**Direction**
Every entry here needs to be repeated exactly.
__________________________________________________
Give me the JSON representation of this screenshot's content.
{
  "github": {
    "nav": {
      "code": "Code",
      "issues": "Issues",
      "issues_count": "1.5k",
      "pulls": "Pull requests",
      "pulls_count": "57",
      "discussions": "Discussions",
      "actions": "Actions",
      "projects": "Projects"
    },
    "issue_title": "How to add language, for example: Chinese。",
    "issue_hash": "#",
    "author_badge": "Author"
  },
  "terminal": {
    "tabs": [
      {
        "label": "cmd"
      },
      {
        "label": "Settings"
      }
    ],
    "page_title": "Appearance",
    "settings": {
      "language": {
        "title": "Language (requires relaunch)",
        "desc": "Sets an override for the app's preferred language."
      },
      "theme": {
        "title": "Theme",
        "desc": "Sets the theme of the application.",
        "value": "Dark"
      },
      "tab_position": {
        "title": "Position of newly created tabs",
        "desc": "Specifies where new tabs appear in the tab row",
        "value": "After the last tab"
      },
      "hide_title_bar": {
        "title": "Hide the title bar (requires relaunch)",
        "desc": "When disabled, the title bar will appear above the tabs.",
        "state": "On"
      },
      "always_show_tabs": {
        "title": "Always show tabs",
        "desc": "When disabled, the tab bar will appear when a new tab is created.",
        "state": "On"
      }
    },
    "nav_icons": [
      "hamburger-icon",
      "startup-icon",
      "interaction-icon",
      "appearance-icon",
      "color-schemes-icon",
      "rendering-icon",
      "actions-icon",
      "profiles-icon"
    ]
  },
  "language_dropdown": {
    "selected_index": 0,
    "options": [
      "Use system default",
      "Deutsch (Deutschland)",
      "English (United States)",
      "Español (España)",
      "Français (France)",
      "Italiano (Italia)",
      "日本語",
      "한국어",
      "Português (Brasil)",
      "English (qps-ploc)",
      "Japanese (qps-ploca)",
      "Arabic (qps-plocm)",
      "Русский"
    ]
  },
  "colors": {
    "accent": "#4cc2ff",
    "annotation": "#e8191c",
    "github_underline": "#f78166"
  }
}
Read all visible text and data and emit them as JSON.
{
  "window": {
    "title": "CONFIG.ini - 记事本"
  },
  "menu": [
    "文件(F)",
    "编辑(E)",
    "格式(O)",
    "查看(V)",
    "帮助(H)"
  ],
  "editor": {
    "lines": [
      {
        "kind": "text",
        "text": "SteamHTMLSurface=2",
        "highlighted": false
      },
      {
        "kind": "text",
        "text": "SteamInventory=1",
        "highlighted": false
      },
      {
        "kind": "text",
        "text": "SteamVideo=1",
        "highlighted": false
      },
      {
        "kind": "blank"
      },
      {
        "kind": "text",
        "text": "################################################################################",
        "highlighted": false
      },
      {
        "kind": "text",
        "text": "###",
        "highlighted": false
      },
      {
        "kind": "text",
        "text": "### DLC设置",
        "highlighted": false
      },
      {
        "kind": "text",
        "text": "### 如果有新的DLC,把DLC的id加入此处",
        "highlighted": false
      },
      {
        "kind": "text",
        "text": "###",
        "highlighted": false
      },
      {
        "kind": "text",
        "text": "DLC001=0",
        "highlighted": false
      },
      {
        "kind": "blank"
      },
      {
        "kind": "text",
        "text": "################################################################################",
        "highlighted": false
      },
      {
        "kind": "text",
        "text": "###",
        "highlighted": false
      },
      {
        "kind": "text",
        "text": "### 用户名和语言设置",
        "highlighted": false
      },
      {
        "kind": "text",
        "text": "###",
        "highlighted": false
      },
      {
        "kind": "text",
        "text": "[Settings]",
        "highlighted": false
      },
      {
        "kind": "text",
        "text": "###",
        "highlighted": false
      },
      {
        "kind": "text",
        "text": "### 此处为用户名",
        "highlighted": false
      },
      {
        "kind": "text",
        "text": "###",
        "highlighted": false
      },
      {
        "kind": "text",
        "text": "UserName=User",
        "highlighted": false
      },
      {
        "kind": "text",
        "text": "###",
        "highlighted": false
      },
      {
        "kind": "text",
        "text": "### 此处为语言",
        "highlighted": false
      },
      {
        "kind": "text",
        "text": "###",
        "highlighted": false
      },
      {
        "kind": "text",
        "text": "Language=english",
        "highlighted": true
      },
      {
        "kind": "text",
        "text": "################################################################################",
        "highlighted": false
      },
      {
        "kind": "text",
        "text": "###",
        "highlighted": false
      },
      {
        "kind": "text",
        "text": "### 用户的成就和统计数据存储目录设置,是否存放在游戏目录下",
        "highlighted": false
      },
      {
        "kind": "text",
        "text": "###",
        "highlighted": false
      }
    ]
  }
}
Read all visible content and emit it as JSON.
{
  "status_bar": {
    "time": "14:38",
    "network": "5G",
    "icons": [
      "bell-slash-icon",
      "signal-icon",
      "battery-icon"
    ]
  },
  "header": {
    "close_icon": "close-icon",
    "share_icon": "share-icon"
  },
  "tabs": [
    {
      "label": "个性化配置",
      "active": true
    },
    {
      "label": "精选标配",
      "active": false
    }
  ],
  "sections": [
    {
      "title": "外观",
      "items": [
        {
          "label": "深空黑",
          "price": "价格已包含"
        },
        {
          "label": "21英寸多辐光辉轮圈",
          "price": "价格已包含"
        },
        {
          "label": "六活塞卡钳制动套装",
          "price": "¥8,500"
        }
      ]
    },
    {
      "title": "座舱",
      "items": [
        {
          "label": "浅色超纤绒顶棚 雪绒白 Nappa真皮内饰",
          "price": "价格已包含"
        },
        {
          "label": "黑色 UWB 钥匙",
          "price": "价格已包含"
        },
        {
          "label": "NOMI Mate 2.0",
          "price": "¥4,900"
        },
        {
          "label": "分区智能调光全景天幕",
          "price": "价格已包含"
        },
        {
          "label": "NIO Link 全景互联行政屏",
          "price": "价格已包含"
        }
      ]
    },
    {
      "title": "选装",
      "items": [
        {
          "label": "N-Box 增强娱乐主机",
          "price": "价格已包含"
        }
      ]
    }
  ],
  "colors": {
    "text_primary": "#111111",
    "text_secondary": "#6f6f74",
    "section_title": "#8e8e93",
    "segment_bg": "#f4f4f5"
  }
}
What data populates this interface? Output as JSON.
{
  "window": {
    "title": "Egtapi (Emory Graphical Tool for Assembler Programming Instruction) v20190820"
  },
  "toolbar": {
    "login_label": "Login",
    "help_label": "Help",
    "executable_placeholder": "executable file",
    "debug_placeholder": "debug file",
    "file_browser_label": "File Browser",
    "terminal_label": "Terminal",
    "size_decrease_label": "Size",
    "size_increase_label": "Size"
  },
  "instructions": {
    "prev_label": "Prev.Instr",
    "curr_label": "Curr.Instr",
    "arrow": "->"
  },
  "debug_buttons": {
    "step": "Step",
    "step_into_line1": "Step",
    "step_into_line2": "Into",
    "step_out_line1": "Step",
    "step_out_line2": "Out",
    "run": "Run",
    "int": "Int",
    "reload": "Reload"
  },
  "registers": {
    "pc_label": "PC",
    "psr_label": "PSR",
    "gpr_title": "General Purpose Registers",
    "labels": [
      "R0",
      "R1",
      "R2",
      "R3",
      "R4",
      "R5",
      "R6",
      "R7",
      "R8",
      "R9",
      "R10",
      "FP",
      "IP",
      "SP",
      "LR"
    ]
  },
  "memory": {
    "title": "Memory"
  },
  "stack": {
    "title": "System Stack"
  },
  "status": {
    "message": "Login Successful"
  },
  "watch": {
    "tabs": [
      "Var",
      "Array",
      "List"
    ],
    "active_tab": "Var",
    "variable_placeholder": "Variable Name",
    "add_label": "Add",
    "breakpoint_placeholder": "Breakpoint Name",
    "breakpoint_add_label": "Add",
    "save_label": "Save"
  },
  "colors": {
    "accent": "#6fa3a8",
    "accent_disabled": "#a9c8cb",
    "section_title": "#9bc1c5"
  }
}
__________________________________________________
**The reply**
Give me the JSON representation of this screenshot's content.
{
  "github": {
    "nav": {
      "code": "Code",
      "issues": "Issues",
      "issues_count": "1.5k",
      "pulls": "Pull requests",
      "pulls_count": "57",
      "discussions": "Discussions",
      "actions": "Actions",
      "projects": "Projects"
    },
    "issue_title": "How to add language, for example: Chinese。",
    "issue_hash": "#",
    "author_badge": "Author"
  },
  "terminal": {
    "tabs": [
      {
        "label": "cmd"
      },
      {
        "label": "Settings"
      }
    ],
    "page_title": "Appearance",
    "settings": {
      "language": {
        "title": "Language (requires relaunch)",
        "desc": "Sets an override for the app's preferred language."
      },
      "theme": {
        "title": "Theme",
        "desc": "Sets the theme of the application.",
        "value": "Dark"
      },
      "tab_position": {
        "title": "Position of newly created tabs",
        "desc": "Specifies where new tabs appear in the tab row",
        "value": "After the last tab"
      },
      "hide_title_bar": {
        "title": "Hide the title bar (requires relaunch)",
        "desc": "When disabled, the title bar will appear above the tabs.",
        "state": "On"
      },
      "always_show_tabs": {
        "title": "Always show tabs",
        "desc": "When disabled, the tab bar will appear when a new tab is created.",
        "state": "On"
      }
    },
    "nav_icons": [
      "hamburger-icon",
      "startup-icon",
      "interaction-icon",
      "appearance-icon",
      "color-schemes-icon",
      "rendering-icon",
      "actions-icon",
      "profiles-icon"
    ]
  },
  "language_dropdown": {
    "selected_index": 0,
    "options": [
      "Use system default",
      "Deutsch (Deutschland)",
      "English (United States)",
      "Español (España)",
      "Français (France)",
      "Italiano (Italia)",
      "日本語",
      "한국어",
      "Português (Brasil)",
      "English (qps-ploc)",
      "Japanese (qps-ploca)",
      "Arabic (qps-plocm)",
      "Русский"
    ]
  },
  "colors": {
    "accent": "#4cc2ff",
    "annotation": "#e8191c",
    "github_underline": "#f78166"
  }
}
Read all visible text and data and emit them as JSON.
{
  "window": {
    "title": "CONFIG.ini - 记事本"
  },
  "menu": [
    "文件(F)",
    "编辑(E)",
    "格式(O)",
    "查看(V)",
    "帮助(H)"
  ],
  "editor": {
    "lines": [
      {
        "kind": "text",
        "text": "SteamHTMLSurface=2",
        "highlighted": false
      },
      {
        "kind": "text",
        "text": "SteamInventory=1",
        "highlighted": false
      },
      {
        "kind": "text",
        "text": "SteamVideo=1",
        "highlighted": false
      },
      {
        "kind": "blank"
      },
      {
        "kind": "text",
        "text": "################################################################################",
        "highlighted": false
      },
      {
        "kind": "text",
        "text": "###",
        "highlighted": false
      },
      {
        "kind": "text",
        "text": "### DLC设置",
        "highlighted": false
      },
      {
        "kind": "text",
        "text": "### 如果有新的DLC,把DLC的id加入此处",
        "highlighted": false
      },
      {
        "kind": "text",
        "text": "###",
        "highlighted": false
      },
      {
        "kind": "text",
        "text": "DLC001=0",
        "highlighted": false
      },
      {
        "kind": "blank"
      },
      {
        "kind": "text",
        "text": "################################################################################",
        "highlighted": false
      },
      {
        "kind": "text",
        "text": "###",
        "highlighted": false
      },
      {
        "kind": "text",
        "text": "### 用户名和语言设置",
        "highlighted": false
      },
      {
        "kind": "text",
        "text": "###",
        "highlighted": false
      },
      {
        "kind": "text",
        "text": "[Settings]",
        "highlighted": false
      },
      {
        "kind": "text",
        "text": "###",
        "highlighted": false
      },
      {
        "kind": "text",
        "text": "### 此处为用户名",
        "highlighted": false
      },
      {
        "kind": "text",
        "text": "###",
        "highlighted": false
      },
      {
        "kind": "text",
        "text": "UserName=User",
        "highlighted": false
      },
      {
        "kind": "text",
        "text": "###",
        "highlighted": false
      },
      {
        "kind": "text",
        "text": "### 此处为语言",
        "highlighted": false
      },
      {
        "kind": "text",
        "text": "###",
        "highlighted": false
      },
      {
        "kind": "text",
        "text": "Language=english",
        "highlighted": true
      },
      {
        "kind": "text",
        "text": "################################################################################",
        "highlighted": false
      },
      {
        "kind": "text",
        "text": "###",
        "highlighted": false
      },
      {
        "kind": "text",
        "text": "### 用户的成就和统计数据存储目录设置,是否存放在游戏目录下",
        "highlighted": false
      },
      {
        "kind": "text",
        "text": "###",
        "highlighted": false
      }
    ]
  }
}
Read all visible content and emit it as JSON.
{
  "status_bar": {
    "time": "14:38",
    "network": "5G",
    "icons": [
      "bell-slash-icon",
      "signal-icon",
      "battery-icon"
    ]
  },
  "header": {
    "close_icon": "close-icon",
    "share_icon": "share-icon"
  },
  "tabs": [
    {
      "label": "个性化配置",
      "active": true
    },
    {
      "label": "精选标配",
      "active": false
    }
  ],
  "sections": [
    {
      "title": "外观",
      "items": [
        {
          "label": "深空黑",
          "price": "价格已包含"
        },
        {
          "label": "21英寸多辐光辉轮圈",
          "price": "价格已包含"
        },
        {
          "label": "六活塞卡钳制动套装",
          "price": "¥8,500"
        }
      ]
    },
    {
      "title": "座舱",
      "items": [
        {
          "label": "浅色超纤绒顶棚 雪绒白 Nappa真皮内饰",
          "price": "价格已包含"
        },
        {
          "label": "黑色 UWB 钥匙",
          "price": "价格已包含"
        },
        {
          "label": "NOMI Mate 2.0",
          "price": "¥4,900"
        },
        {
          "label": "分区智能调光全景天幕",
          "price": "价格已包含"
        },
        {
          "label": "NIO Link 全景互联行政屏",
          "price": "价格已包含"
        }
      ]
    },
    {
      "title": "选装",
      "items": [
        {
          "label": "N-Box 增强娱乐主机",
          "price": "价格已包含"
        }
      ]
    }
  ],
  "colors": {
    "text_primary": "#111111",
    "text_secondary": "#6f6f74",
    "section_title": "#8e8e93",
    "segment_bg": "#f4f4f5"
  }
}
What data populates this interface? Output as JSON.
{
  "window": {
    "title": "Egtapi (Emory Graphical Tool for Assembler Programming Instruction) v20190820"
  },
  "toolbar": {
    "login_label": "Login",
    "help_label": "Help",
    "executable_placeholder": "executable file",
    "debug_placeholder": "debug file",
    "file_browser_label": "File Browser",
    "terminal_label": "Terminal",
    "size_decrease_label": "Size",
    "size_increase_label": "Size"
  },
  "instructions": {
    "prev_label": "Prev.Instr",
    "curr_label": "Curr.Instr",
    "arrow": "->"
  },
  "debug_buttons": {
    "step": "Step",
    "step_into_line1": "Step",
    "step_into_line2": "Into",
    "step_out_line1": "Step",
    "step_out_line2": "Out",
    "run": "Run",
    "int": "Int",
    "reload": "Reload"
  },
  "registers": {
    "pc_label": "PC",
    "psr_label": "PSR",
    "gpr_title": "General Purpose Registers",
    "labels": [
      "R0",
      "R1",
      "R2",
      "R3",
      "R4",
      "R5",
      "R6",
      "R7",
      "R8",
      "R9",
      "R10",
      "FP",
      "IP",
      "SP",
      "LR"
    ]
  },
  "memory": {
    "title": "Memory"
  },
  "stack": {
    "title": "System Stack"
  },
  "status": {
    "message": "Login Successful"
  },
  "watch": {
    "tabs": [
      "Var",
      "Array",
      "List"
    ],
    "active_tab": "Var",
    "variable_placeholder": "Variable Name",
    "add_label": "Add",
    "breakpoint_placeholder": "Breakpoint Name",
    "breakpoint_add_label": "Add",
    "save_label": "Save"
  },
  "colors": {
    "accent": "#6fa3a8",
    "accent_disabled": "#a9c8cb",
    "section_title": "#9bc1c5"
  }
}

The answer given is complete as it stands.